### Work required:
Return the entries below verbatim. Pictures stay out.

### Input:
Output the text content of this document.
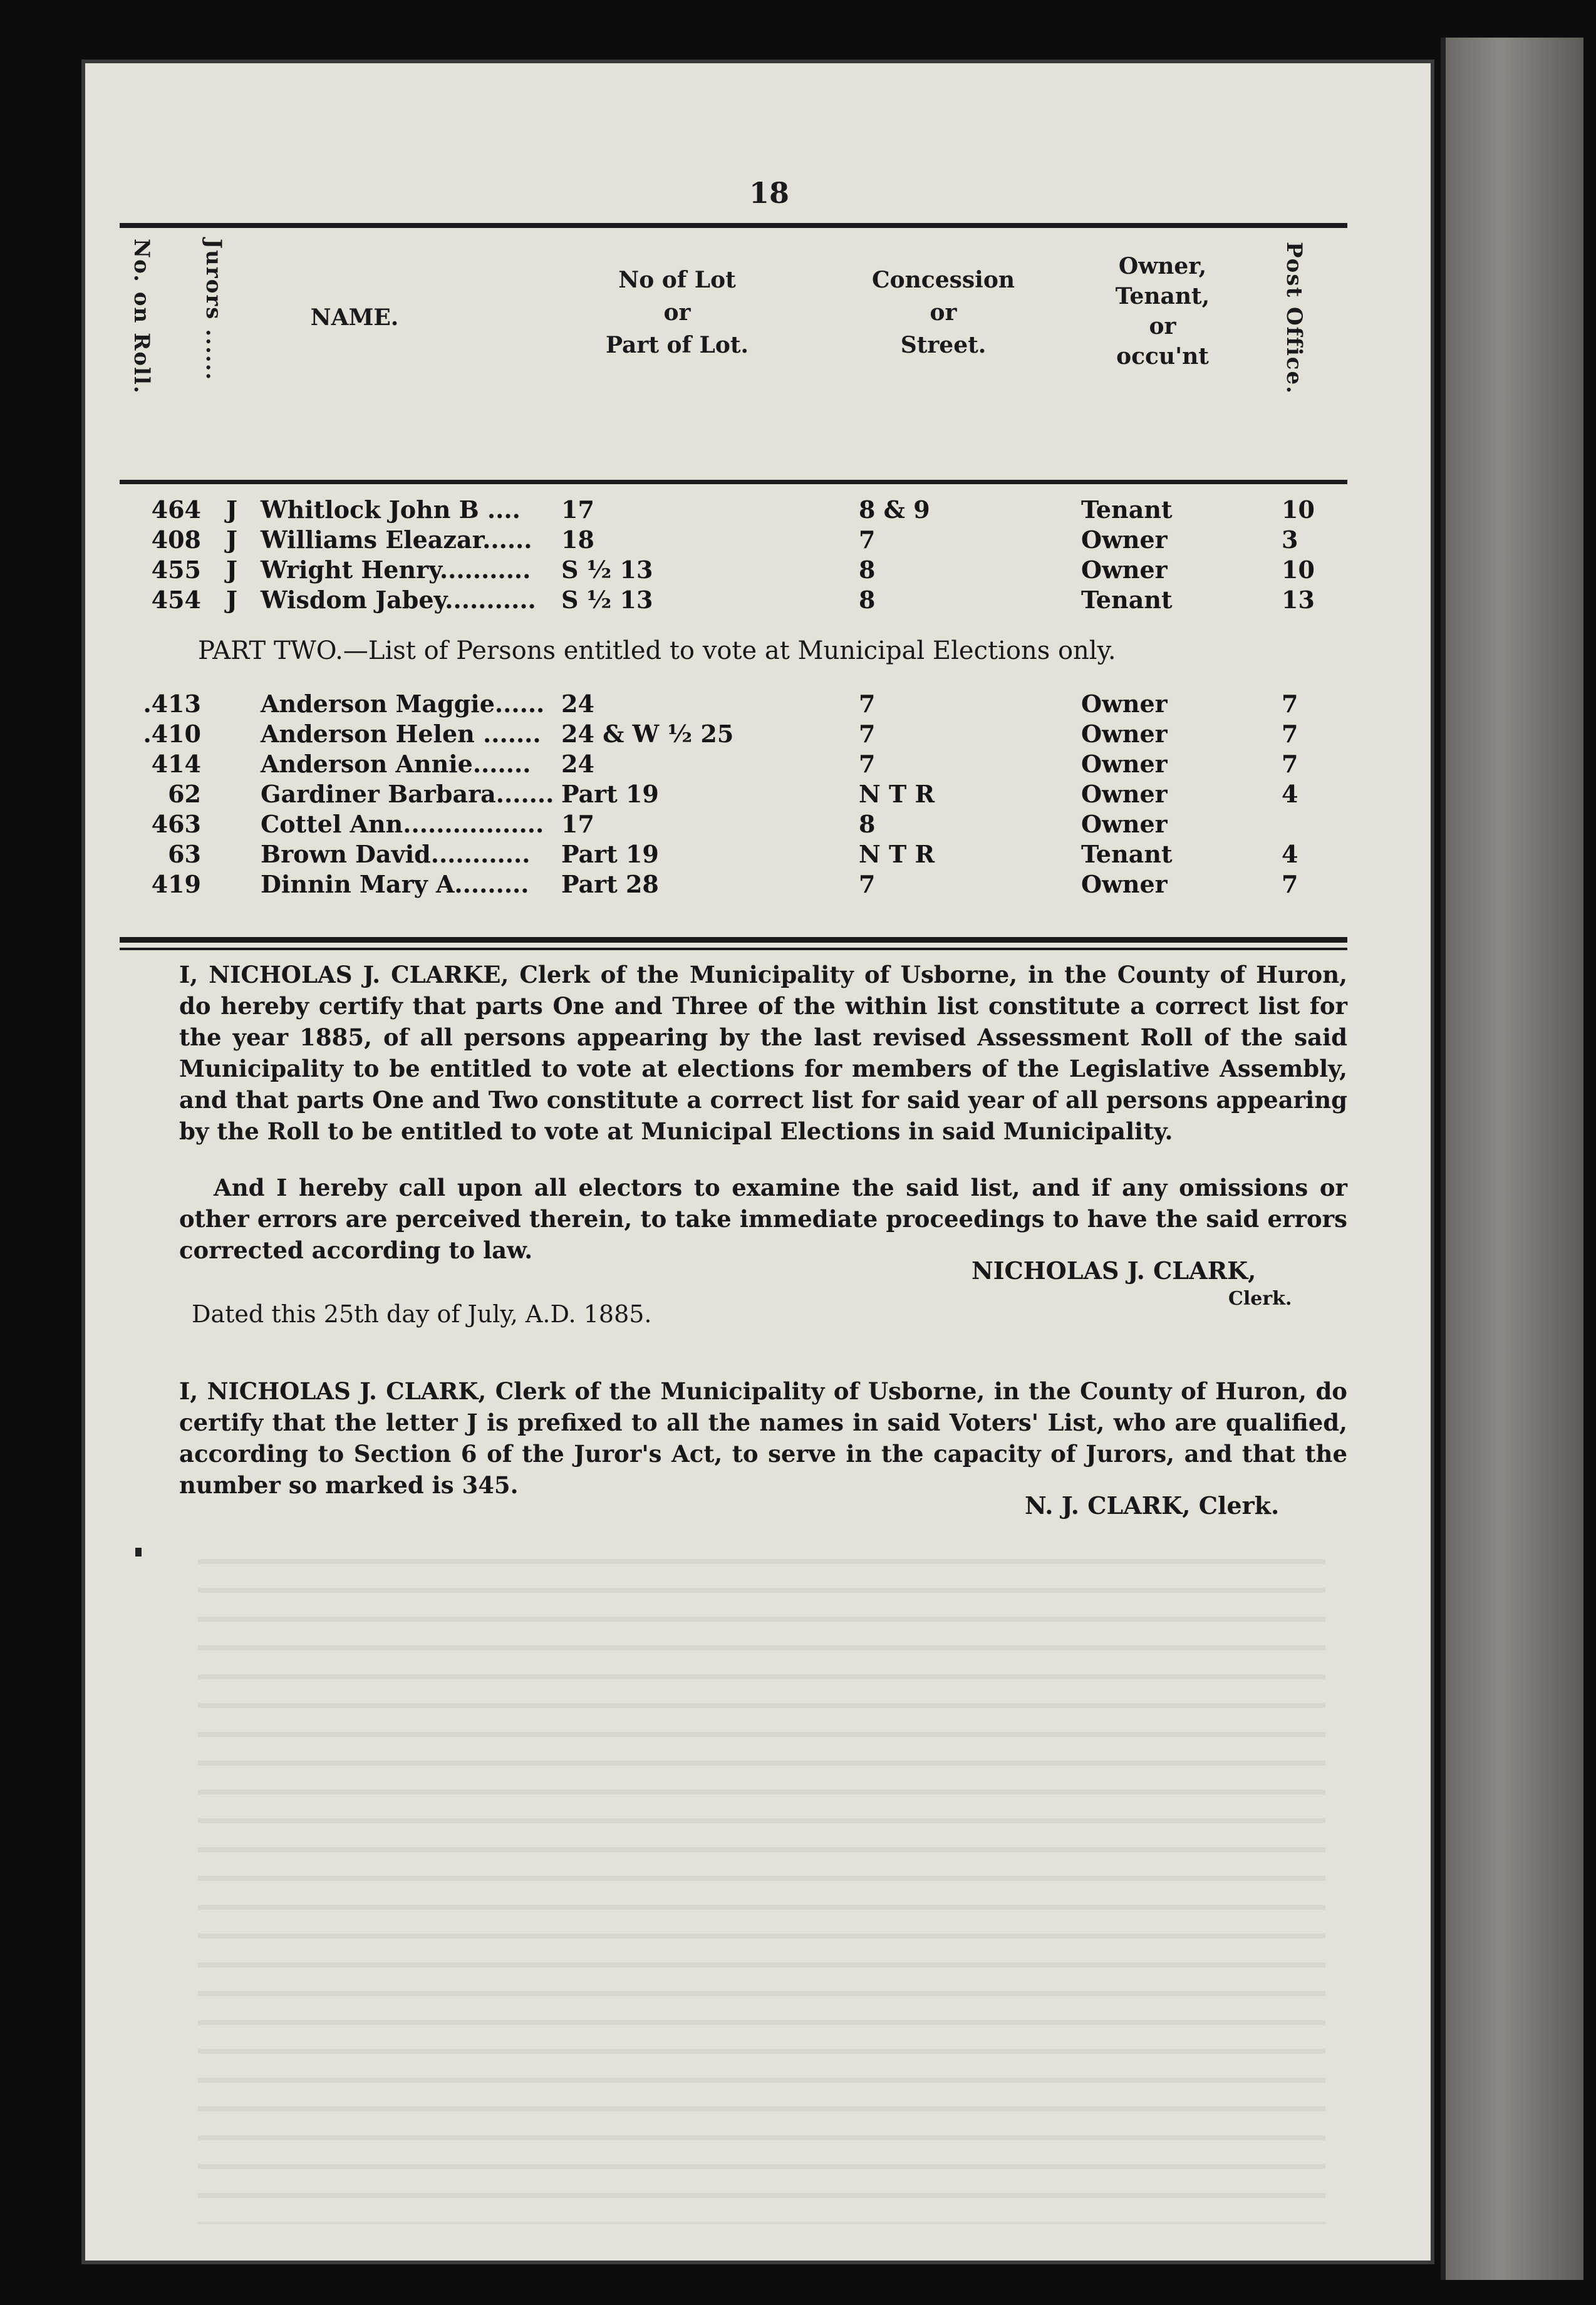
18
No. on Roll. Jurors ......	NAME.
No of Lot
or
Part of Lot.
Concession
or
Street.
Owner,
Tenant,
or
occu'nt	Post Office.
464 J Whitlock John B .... 17	8 & 9	Tenant	10
408 J Williams Eleazar...... 18	7	Owner	3
455 J Wright Henry........... S ½ 13	8	Owner	10
454 J Wisdom Jabey........... S ½ 13	8	Tenant	13
PART TWO.—List of Persons entitled to vote at Municipal Elections only.
.413	Anderson Maggie...... 24	7	Owner	7
.410	Anderson Helen ....... 24 & W ½ 25	7	Owner	7
414	Anderson Annie....... 24	7	Owner	7
62	Gardiner Barbara....... Part 19	N T R	Owner	4
463	Cottel Ann................. 17	8	Owner
63	Brown David............ Part 19	N T R	Tenant	4
419	Dinnin Mary A......... Part 28	7	Owner	7
I, NICHOLAS J. CLARKE, Clerk of the Municipality of Usborne, in the County of Huron, do hereby certify that parts One and Three of the within list constitute a correct list for the year 1885, of all persons appearing by the last revised Assessment Roll of the said Municipality to be entitled to vote at elections for members of the Legislative Assembly, and that parts One and Two constitute a correct list for said year of all persons appearing by the Roll to be entitled to vote at Municipal Elections in said Municipality.
And I hereby call upon all electors to examine the said list, and if any omissions or other errors are perceived therein, to take immediate proceedings to have the said errors corrected according to law.
NICHOLAS J. CLARK,
Clerk.
Dated this 25th day of July, A.D. 1885.
I, NICHOLAS J. CLARK, Clerk of the Municipality of Usborne, in the County of Huron, do certify that the letter J is prefixed to all the names in said Voters' List, who are qualified, according to Section 6 of the Juror's Act, to serve in the capacity of Jurors, and that the number so marked is 345.
N. J. CLARK, Clerk.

### Reply:
Output the text content of this document.
18
No. on Roll. Jurors ......	NAME.
No of Lot
or
Part of Lot.
Concession
or
Street.
Owner,
Tenant,
or
occu'nt	Post Office.
464 J Whitlock John B .... 17	8 & 9	Tenant	10
408 J Williams Eleazar...... 18	7	Owner	3
455 J Wright Henry........... S ½ 13	8	Owner	10
454 J Wisdom Jabey........... S ½ 13	8	Tenant	13
PART TWO.—List of Persons entitled to vote at Municipal Elections only.
.413	Anderson Maggie...... 24	7	Owner	7
.410	Anderson Helen ....... 24 & W ½ 25	7	Owner	7
414	Anderson Annie....... 24	7	Owner	7
62	Gardiner Barbara....... Part 19	N T R	Owner	4
463	Cottel Ann................. 17	8	Owner
63	Brown David............ Part 19	N T R	Tenant	4
419	Dinnin Mary A......... Part 28	7	Owner	7
I, NICHOLAS J. CLARKE, Clerk of the Municipality of Usborne, in the County of Huron, do hereby certify that parts One and Three of the within list constitute a correct list for the year 1885, of all persons appearing by the last revised Assessment Roll of the said Municipality to be entitled to vote at elections for members of the Legislative Assembly, and that parts One and Two constitute a correct list for said year of all persons appearing by the Roll to be entitled to vote at Municipal Elections in said Municipality.
And I hereby call upon all electors to examine the said list, and if any omissions or other errors are perceived therein, to take immediate proceedings to have the said errors corrected according to law.
NICHOLAS J. CLARK,
Clerk.
Dated this 25th day of July, A.D. 1885.
I, NICHOLAS J. CLARK, Clerk of the Municipality of Usborne, in the County of Huron, do certify that the letter J is prefixed to all the names in said Voters' List, who are qualified, according to Section 6 of the Juror's Act, to serve in the capacity of Jurors, and that the number so marked is 345.
N. J. CLARK, Clerk.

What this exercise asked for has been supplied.